**RECORDS:**

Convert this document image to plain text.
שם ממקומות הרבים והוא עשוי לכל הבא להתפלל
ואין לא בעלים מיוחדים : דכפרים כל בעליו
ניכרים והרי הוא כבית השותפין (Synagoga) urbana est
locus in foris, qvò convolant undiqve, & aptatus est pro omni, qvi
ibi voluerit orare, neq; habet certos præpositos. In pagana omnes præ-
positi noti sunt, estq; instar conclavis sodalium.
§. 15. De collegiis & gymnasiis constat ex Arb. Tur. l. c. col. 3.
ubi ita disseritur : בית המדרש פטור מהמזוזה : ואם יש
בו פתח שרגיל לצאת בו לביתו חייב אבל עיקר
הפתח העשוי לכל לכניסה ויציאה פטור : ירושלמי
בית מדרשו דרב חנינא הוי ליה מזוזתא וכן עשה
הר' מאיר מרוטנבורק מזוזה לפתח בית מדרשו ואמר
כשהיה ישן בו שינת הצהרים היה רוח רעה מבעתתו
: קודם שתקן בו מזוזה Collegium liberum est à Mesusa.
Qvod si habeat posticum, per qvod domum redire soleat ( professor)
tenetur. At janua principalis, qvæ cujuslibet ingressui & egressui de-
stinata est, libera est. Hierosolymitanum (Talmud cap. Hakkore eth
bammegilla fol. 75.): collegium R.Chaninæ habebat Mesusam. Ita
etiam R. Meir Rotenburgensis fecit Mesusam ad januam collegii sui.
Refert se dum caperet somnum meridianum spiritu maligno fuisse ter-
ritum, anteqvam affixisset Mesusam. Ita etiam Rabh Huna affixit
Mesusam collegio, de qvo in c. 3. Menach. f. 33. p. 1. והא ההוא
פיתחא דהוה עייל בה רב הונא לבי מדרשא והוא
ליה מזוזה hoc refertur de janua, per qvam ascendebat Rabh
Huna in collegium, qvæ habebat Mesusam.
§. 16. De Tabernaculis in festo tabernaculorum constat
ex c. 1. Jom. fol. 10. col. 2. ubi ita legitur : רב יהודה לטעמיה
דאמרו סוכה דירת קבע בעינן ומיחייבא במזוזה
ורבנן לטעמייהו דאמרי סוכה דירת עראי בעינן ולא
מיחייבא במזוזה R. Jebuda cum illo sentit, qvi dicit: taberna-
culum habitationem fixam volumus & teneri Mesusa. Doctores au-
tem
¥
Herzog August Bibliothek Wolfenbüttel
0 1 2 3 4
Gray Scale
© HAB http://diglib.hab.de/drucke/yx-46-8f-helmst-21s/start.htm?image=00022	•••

**DIRECTIONS:**
Extract from the data every line where "בעינן" shows up.

**OUTPUT:**
דאמרו סוכה דירת קבע בעינן ומיחייבא במזוזה
ורבנן לטעמייהו דאמרי סוכה דירת עראי בעינן ולא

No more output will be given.